STATED PROBLEM:
Would you quote every entry exactly, dropping only the pictures?

[Begin RECORDS FOR THIS EXERCISE]

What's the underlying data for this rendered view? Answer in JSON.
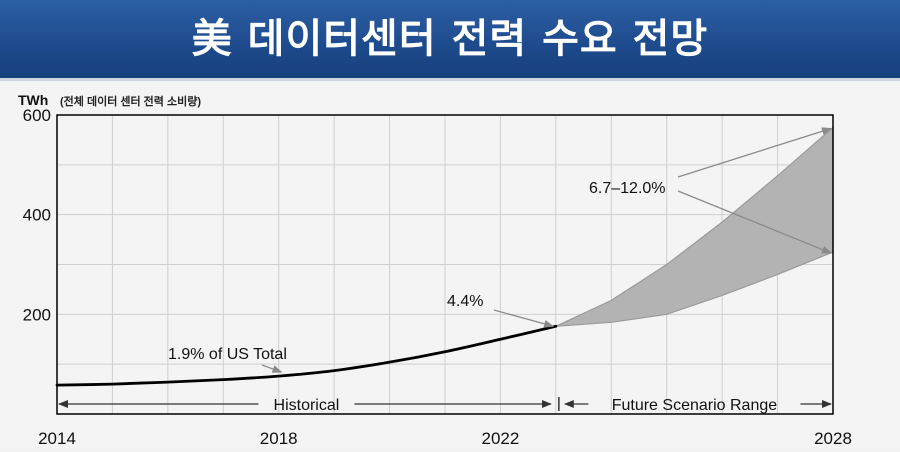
{
  "header": {
    "title": "美 데이터센터 전력 수요 전망"
  },
  "chart_data": {
    "type": "line",
    "ylabel_unit": "TWh",
    "ylabel_note": "(전체 데이터 센터 전력 소비량)",
    "xlim": [
      2014,
      2028
    ],
    "ylim": [
      0,
      600
    ],
    "x_ticks": [
      "2014",
      "2018",
      "2022",
      "2028"
    ],
    "y_ticks": [
      "200",
      "400",
      "600"
    ],
    "grid": true,
    "series": [
      {
        "x": [
          2014,
          2015,
          2016,
          2017,
          2018,
          2019,
          2020,
          2021,
          2022,
          2023
        ],
        "values": [
          58,
          60,
          64,
          69,
          76,
          87,
          104,
          125,
          150,
          176
        ]
      }
    ],
    "scenario_range": {
      "x": [
        2023,
        2024,
        2025,
        2026,
        2027,
        2028
      ],
      "upper": [
        176,
        228,
        300,
        385,
        478,
        575
      ],
      "lower": [
        176,
        184,
        200,
        238,
        280,
        325
      ]
    },
    "annotations": {
      "share_2018": "1.9% of US Total",
      "share_2023": "4.4%",
      "share_2028": "6.7–12.0%"
    },
    "periods": {
      "historical": "Historical",
      "future": "Future Scenario Range"
    }
  },
  "colors": {
    "title_bg": "#1d4a8c",
    "line": "#000000",
    "range_fill": "#b3b3b3",
    "grid": "#cfcfcf"
  }
}
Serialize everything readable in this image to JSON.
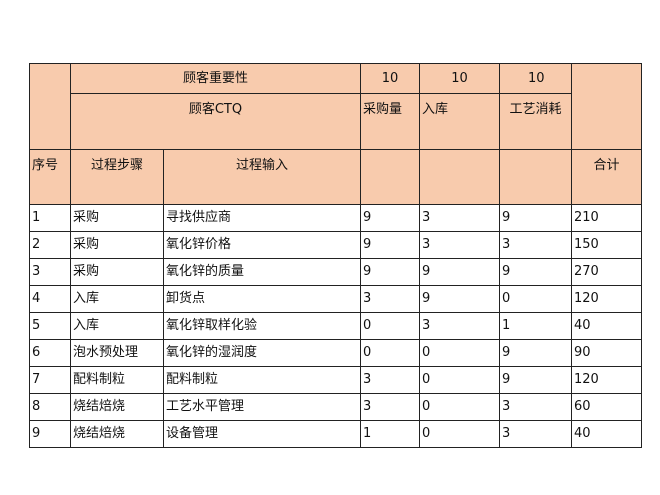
{
  "header": {
    "importance_label": "顾客重要性",
    "ctq_label": "顾客CTQ",
    "importance": [
      "10",
      "10",
      "10"
    ],
    "ctq": [
      "采购量",
      "入库",
      "工艺消耗"
    ],
    "columns": {
      "no": "序号",
      "step": "过程步骤",
      "input": "过程输入",
      "total": "合计"
    }
  },
  "rows": [
    {
      "no": "1",
      "step": "采购",
      "input": "寻找供应商",
      "a": "9",
      "b": "3",
      "c": "9",
      "total": "210"
    },
    {
      "no": "2",
      "step": "采购",
      "input": "氧化锌价格",
      "a": "9",
      "b": "3",
      "c": "3",
      "total": "150"
    },
    {
      "no": "3",
      "step": "采购",
      "input": "氧化锌的质量",
      "a": "9",
      "b": "9",
      "c": "9",
      "total": "270"
    },
    {
      "no": "4",
      "step": "入库",
      "input": "卸货点",
      "a": "3",
      "b": "9",
      "c": "0",
      "total": "120"
    },
    {
      "no": "5",
      "step": "入库",
      "input": "氧化锌取样化验",
      "a": "0",
      "b": "3",
      "c": "1",
      "total": "40"
    },
    {
      "no": "6",
      "step": "泡水预处理",
      "input": "氧化锌的湿润度",
      "a": "0",
      "b": "0",
      "c": "9",
      "total": "90"
    },
    {
      "no": "7",
      "step": "配料制粒",
      "input": "配料制粒",
      "a": "3",
      "b": "0",
      "c": "9",
      "total": "120"
    },
    {
      "no": "8",
      "step": "烧结焙烧",
      "input": "工艺水平管理",
      "a": "3",
      "b": "0",
      "c": "3",
      "total": "60"
    },
    {
      "no": "9",
      "step": "烧结焙烧",
      "input": "设备管理",
      "a": "1",
      "b": "0",
      "c": "3",
      "total": "40"
    }
  ],
  "colors": {
    "header_bg": "#f8cbad",
    "border": "#222222"
  }
}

[End RECORDS FOR THIS EXERCISE]

WRITTEN SOLUTION:
What's the underlying data for this rendered view? Answer in JSON.
{
  "header": {
    "title": "美 데이터센터 전력 수요 전망"
  },
  "chart_data": {
    "type": "line",
    "ylabel_unit": "TWh",
    "ylabel_note": "(전체 데이터 센터 전력 소비량)",
    "xlim": [
      2014,
      2028
    ],
    "ylim": [
      0,
      600
    ],
    "x_ticks": [
      "2014",
      "2018",
      "2022",
      "2028"
    ],
    "y_ticks": [
      "200",
      "400",
      "600"
    ],
    "grid": true,
    "series": [
      {
        "x": [
          2014,
          2015,
          2016,
          2017,
          2018,
          2019,
          2020,
          2021,
          2022,
          2023
        ],
        "values": [
          58,
          60,
          64,
          69,
          76,
          87,
          104,
          125,
          150,
          176
        ]
      }
    ],
    "scenario_range": {
      "x": [
        2023,
        2024,
        2025,
        2026,
        2027,
        2028
      ],
      "upper": [
        176,
        228,
        300,
        385,
        478,
        575
      ],
      "lower": [
        176,
        184,
        200,
        238,
        280,
        325
      ]
    },
    "annotations": {
      "share_2018": "1.9% of US Total",
      "share_2023": "4.4%",
      "share_2028": "6.7–12.0%"
    },
    "periods": {
      "historical": "Historical",
      "future": "Future Scenario Range"
    }
  },
  "colors": {
    "title_bg": "#1d4a8c",
    "line": "#000000",
    "range_fill": "#b3b3b3",
    "grid": "#cfcfcf"
  }
}
Serialize everything readable in this image to JSON.
{
  "header": {
    "importance_label": "顾客重要性",
    "ctq_label": "顾客CTQ",
    "importance": [
      "10",
      "10",
      "10"
    ],
    "ctq": [
      "采购量",
      "入库",
      "工艺消耗"
    ],
    "columns": {
      "no": "序号",
      "step": "过程步骤",
      "input": "过程输入",
      "total": "合计"
    }
  },
  "rows": [
    {
      "no": "1",
      "step": "采购",
      "input": "寻找供应商",
      "a": "9",
      "b": "3",
      "c": "9",
      "total": "210"
    },
    {
      "no": "2",
      "step": "采购",
      "input": "氧化锌价格",
      "a": "9",
      "b": "3",
      "c": "3",
      "total": "150"
    },
    {
      "no": "3",
      "step": "采购",
      "input": "氧化锌的质量",
      "a": "9",
      "b": "9",
      "c": "9",
      "total": "270"
    },
    {
      "no": "4",
      "step": "入库",
      "input": "卸货点",
      "a": "3",
      "b": "9",
      "c": "0",
      "total": "120"
    },
    {
      "no": "5",
      "step": "入库",
      "input": "氧化锌取样化验",
      "a": "0",
      "b": "3",
      "c": "1",
      "total": "40"
    },
    {
      "no": "6",
      "step": "泡水预处理",
      "input": "氧化锌的湿润度",
      "a": "0",
      "b": "0",
      "c": "9",
      "total": "90"
    },
    {
      "no": "7",
      "step": "配料制粒",
      "input": "配料制粒",
      "a": "3",
      "b": "0",
      "c": "9",
      "total": "120"
    },
    {
      "no": "8",
      "step": "烧结焙烧",
      "input": "工艺水平管理",
      "a": "3",
      "b": "0",
      "c": "3",
      "total": "60"
    },
    {
      "no": "9",
      "step": "烧结焙烧",
      "input": "设备管理",
      "a": "1",
      "b": "0",
      "c": "3",
      "total": "40"
    }
  ],
  "colors": {
    "header_bg": "#f8cbad",
    "border": "#222222"
  }
}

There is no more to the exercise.